Answer with nothing but a number: how many lines include the word "trung"?

## begin Data in this exercise

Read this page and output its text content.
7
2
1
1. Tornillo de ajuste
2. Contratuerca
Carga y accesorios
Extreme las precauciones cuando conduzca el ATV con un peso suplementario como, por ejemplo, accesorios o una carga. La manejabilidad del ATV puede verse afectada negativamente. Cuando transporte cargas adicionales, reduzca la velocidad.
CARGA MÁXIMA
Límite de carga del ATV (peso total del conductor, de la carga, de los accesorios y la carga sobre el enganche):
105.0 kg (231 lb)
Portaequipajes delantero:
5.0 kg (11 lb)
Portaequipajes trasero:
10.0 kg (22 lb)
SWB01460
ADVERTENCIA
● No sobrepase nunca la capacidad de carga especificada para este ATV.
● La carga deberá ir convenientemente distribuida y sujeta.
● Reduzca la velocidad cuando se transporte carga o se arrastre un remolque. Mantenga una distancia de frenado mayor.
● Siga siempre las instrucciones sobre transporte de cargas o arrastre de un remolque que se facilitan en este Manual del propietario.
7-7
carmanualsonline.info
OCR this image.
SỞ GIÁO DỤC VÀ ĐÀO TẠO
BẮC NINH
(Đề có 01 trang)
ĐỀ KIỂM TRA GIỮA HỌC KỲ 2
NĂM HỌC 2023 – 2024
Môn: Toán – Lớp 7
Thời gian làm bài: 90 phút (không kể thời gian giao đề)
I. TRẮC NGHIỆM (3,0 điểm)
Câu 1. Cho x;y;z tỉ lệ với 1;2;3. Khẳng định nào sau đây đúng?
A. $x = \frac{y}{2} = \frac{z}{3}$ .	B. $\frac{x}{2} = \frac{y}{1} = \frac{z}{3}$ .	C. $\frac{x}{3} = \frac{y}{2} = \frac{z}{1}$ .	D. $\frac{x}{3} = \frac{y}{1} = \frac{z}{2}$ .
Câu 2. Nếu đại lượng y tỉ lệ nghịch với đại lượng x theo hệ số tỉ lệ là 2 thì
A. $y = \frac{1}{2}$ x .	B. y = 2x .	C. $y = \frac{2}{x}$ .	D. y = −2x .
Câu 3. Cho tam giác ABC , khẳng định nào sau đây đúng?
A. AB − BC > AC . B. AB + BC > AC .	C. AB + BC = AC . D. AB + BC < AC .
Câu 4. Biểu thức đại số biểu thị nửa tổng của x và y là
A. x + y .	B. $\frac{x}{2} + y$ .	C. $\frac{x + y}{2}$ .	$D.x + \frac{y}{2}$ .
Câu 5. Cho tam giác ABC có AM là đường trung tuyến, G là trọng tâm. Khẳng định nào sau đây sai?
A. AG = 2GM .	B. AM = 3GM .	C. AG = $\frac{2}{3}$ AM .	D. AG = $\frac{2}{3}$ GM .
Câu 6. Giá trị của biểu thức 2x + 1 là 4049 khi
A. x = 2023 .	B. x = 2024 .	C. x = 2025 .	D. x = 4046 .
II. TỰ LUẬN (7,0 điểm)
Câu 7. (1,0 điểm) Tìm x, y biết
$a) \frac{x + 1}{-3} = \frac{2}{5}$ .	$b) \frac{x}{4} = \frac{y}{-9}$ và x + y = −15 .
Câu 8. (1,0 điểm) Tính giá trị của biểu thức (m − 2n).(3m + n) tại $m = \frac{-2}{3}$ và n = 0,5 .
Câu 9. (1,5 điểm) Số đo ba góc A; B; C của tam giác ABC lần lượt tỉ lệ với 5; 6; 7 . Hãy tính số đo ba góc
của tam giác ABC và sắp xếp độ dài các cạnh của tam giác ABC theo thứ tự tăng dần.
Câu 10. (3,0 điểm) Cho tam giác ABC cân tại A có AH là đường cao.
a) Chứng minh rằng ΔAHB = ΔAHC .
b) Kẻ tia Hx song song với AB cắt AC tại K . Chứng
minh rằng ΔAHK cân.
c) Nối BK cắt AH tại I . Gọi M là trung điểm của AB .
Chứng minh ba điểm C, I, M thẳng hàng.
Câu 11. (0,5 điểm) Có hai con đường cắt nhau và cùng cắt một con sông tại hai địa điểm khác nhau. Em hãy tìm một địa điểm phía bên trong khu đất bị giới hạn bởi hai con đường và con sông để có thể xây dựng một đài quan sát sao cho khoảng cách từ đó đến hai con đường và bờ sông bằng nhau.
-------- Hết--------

## end Data in this exercise

» **The solution**
2